### [PROBLEM REQUIREMENTS]
Consider the data that follows and state how many lines contain the string "Chitose", using the number alone.

(Records contained in a dataset)
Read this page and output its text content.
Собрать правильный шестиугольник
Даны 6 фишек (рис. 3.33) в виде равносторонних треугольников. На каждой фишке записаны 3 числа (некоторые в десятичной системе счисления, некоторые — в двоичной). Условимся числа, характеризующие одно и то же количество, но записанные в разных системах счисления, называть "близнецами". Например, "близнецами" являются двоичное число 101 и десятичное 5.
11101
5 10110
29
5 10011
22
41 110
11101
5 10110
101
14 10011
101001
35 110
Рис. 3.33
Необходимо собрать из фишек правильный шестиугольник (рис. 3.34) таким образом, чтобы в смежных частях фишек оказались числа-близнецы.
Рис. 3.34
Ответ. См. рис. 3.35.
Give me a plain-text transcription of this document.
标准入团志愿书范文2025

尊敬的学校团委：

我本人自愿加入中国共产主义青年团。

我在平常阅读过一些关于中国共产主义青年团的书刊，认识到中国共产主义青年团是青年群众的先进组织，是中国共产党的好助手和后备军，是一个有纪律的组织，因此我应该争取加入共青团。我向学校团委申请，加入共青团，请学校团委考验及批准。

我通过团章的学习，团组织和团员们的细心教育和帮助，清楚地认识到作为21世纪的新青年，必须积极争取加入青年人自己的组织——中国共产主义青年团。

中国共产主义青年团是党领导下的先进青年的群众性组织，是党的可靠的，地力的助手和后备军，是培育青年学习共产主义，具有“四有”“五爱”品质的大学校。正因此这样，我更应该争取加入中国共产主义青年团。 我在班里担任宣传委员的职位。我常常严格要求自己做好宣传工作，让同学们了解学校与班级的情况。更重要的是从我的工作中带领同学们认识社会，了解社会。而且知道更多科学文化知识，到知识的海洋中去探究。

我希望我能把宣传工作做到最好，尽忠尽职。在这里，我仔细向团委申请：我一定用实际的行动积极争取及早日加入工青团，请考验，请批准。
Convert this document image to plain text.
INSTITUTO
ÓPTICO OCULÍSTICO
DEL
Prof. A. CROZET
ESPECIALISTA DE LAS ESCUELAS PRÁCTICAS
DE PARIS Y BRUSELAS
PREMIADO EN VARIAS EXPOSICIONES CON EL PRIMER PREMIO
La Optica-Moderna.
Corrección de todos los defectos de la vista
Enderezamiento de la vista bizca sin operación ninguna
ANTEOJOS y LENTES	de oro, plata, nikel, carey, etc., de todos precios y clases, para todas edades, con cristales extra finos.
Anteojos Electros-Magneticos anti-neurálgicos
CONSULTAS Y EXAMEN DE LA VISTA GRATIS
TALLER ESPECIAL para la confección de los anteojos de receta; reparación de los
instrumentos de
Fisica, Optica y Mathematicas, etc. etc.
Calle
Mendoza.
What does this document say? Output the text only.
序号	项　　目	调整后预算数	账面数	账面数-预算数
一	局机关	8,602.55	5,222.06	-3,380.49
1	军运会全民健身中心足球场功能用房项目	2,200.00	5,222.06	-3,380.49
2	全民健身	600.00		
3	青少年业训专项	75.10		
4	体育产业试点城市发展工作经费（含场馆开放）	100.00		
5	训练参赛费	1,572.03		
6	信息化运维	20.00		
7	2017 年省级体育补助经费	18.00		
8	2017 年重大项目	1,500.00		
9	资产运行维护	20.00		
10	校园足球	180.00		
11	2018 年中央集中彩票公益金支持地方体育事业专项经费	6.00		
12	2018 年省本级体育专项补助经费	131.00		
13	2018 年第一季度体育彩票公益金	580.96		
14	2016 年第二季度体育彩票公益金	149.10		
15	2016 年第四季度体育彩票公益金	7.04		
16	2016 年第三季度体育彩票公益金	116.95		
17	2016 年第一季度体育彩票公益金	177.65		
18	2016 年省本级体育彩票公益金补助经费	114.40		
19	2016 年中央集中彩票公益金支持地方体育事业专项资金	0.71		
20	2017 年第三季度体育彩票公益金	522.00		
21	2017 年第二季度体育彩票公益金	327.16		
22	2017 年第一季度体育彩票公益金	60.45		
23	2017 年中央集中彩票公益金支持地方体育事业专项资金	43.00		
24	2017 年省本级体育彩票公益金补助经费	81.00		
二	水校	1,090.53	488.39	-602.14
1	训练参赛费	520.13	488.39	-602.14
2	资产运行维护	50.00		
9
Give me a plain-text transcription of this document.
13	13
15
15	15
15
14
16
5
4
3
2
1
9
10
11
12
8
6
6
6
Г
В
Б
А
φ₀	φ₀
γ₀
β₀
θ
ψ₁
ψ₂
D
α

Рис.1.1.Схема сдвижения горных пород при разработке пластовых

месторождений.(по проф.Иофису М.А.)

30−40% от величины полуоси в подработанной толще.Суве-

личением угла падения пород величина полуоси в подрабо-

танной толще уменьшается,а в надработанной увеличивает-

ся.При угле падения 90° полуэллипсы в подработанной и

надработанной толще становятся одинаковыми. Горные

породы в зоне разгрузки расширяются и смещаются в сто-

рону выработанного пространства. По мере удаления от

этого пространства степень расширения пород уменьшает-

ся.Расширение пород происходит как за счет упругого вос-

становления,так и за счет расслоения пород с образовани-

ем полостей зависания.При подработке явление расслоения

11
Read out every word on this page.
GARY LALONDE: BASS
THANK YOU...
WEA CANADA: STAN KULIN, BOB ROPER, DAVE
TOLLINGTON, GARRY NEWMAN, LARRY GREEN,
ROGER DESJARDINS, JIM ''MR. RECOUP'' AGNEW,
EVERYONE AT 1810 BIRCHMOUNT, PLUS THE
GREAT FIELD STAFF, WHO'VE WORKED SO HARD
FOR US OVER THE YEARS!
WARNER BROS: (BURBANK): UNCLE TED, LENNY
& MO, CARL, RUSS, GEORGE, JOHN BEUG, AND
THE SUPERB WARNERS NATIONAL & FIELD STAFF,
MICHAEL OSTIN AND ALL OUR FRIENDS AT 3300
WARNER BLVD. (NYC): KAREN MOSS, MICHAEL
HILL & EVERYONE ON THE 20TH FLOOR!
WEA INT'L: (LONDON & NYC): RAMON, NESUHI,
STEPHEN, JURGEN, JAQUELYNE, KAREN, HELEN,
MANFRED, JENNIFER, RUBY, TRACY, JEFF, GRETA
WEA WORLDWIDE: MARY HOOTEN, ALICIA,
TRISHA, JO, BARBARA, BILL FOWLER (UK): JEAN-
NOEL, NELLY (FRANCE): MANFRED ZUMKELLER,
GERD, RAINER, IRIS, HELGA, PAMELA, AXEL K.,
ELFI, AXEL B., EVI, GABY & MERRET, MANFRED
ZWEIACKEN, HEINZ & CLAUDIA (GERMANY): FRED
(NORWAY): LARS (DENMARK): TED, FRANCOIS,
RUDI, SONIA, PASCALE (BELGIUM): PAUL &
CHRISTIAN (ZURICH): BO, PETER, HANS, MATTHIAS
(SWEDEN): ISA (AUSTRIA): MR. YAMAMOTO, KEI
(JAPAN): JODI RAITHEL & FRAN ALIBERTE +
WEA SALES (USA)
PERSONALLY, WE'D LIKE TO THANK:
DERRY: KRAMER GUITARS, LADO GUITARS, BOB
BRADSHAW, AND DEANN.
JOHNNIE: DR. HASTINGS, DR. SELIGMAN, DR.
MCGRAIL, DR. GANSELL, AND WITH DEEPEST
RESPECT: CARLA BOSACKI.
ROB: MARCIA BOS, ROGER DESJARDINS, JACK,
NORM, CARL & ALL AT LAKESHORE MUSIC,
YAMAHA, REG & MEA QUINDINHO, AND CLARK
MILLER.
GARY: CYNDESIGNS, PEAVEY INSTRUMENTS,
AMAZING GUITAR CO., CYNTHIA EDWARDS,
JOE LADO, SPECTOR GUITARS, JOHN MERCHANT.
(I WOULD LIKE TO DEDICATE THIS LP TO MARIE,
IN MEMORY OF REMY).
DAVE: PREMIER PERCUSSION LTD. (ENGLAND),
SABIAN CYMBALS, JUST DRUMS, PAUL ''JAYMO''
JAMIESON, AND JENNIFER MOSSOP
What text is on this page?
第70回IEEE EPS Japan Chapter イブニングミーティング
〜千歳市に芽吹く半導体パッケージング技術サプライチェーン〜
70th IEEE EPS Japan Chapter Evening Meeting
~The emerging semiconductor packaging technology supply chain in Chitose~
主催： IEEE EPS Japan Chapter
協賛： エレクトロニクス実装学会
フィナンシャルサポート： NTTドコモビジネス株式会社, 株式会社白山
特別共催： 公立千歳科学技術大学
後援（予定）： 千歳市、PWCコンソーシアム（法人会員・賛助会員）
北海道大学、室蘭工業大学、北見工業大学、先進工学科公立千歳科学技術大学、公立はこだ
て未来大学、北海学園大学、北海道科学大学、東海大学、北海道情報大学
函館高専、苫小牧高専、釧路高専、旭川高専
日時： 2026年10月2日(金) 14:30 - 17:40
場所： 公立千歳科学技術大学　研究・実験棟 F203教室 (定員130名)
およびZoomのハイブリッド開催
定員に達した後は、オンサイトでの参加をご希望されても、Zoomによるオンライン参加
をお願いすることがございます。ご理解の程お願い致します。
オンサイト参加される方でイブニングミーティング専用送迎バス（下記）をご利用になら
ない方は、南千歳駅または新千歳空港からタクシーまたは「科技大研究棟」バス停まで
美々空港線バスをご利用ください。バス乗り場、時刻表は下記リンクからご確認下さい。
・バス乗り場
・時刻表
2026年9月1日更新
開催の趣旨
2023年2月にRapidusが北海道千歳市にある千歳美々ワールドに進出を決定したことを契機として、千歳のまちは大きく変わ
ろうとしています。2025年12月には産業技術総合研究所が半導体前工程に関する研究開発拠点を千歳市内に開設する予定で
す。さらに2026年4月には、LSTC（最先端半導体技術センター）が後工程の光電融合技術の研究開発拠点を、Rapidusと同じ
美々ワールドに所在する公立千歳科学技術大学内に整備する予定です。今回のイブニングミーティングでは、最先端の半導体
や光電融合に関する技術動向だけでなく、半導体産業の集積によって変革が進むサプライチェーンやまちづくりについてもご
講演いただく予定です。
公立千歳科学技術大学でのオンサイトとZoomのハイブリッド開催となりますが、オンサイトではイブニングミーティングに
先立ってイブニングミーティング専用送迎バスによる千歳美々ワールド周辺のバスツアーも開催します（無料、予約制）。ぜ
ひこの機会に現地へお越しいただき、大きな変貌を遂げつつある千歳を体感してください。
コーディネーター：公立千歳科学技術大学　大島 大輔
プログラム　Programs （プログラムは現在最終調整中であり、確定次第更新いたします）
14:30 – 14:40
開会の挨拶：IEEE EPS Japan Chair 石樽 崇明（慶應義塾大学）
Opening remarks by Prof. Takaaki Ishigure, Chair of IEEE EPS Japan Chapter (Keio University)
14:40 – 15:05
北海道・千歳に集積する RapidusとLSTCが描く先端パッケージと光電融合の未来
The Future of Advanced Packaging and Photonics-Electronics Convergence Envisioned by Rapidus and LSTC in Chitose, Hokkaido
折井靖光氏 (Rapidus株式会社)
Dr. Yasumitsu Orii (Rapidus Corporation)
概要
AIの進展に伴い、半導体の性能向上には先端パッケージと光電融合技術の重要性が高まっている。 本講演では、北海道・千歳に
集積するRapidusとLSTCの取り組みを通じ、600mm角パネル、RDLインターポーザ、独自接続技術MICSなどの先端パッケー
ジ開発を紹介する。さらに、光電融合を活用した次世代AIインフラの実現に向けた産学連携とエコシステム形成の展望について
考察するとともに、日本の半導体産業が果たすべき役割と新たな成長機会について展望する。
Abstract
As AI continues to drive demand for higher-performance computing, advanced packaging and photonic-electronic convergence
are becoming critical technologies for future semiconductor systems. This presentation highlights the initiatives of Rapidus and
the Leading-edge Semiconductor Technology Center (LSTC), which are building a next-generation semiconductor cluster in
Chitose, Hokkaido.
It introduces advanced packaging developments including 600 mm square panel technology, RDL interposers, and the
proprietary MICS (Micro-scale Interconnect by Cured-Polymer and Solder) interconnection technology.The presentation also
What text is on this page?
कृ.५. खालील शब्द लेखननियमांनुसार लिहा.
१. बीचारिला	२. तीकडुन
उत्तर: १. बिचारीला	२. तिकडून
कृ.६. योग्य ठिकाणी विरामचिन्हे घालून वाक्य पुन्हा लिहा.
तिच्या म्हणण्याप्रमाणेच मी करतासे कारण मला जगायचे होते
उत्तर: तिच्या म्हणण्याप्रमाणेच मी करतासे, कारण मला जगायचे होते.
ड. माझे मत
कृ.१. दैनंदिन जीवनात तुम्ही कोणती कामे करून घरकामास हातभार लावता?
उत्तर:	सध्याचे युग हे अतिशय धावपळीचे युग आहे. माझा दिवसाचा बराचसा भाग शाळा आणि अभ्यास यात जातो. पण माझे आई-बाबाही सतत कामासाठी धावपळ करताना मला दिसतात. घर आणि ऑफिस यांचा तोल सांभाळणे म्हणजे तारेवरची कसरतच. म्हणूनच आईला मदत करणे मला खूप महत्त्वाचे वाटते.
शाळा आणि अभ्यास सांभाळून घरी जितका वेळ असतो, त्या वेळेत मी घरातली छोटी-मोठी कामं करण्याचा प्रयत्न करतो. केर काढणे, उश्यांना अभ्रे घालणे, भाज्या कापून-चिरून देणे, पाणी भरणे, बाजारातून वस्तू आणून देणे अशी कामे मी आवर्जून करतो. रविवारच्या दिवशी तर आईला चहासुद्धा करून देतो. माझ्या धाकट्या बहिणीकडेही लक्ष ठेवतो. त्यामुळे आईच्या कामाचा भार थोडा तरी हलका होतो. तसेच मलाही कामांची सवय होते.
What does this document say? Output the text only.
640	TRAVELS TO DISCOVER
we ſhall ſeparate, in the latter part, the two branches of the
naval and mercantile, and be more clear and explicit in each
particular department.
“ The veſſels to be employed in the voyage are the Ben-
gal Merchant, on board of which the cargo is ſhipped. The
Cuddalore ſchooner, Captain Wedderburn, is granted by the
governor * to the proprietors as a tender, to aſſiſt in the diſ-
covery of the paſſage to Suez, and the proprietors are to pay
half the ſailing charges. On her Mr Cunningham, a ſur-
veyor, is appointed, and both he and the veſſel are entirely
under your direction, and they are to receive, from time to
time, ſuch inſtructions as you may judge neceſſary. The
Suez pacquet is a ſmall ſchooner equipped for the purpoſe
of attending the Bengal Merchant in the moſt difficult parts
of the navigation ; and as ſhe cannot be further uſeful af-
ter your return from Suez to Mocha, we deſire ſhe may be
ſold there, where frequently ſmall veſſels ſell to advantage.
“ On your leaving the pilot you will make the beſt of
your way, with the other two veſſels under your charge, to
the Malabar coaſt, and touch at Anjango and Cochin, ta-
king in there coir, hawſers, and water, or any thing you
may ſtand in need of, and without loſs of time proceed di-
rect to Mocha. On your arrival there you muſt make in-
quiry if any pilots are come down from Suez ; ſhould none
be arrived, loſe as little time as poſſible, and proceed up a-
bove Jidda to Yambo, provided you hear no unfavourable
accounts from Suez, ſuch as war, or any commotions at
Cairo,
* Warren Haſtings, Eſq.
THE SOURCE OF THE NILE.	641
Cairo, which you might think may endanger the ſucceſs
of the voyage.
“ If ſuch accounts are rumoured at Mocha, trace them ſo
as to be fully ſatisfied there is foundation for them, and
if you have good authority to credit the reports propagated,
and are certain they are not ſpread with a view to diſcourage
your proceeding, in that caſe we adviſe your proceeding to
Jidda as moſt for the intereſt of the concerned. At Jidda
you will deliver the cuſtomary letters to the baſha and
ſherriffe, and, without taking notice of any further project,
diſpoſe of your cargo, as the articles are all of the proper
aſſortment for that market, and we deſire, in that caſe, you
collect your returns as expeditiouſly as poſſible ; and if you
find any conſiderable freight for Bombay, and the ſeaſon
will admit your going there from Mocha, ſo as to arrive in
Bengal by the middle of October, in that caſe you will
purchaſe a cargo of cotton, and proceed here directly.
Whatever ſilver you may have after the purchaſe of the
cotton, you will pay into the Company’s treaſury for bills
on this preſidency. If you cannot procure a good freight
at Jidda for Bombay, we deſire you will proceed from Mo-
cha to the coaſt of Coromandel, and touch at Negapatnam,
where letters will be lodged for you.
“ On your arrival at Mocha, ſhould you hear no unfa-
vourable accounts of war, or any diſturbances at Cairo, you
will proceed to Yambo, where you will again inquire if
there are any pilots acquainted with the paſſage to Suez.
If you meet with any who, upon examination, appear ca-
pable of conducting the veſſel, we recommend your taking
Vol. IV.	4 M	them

### [EXERCISE ANSWER]
3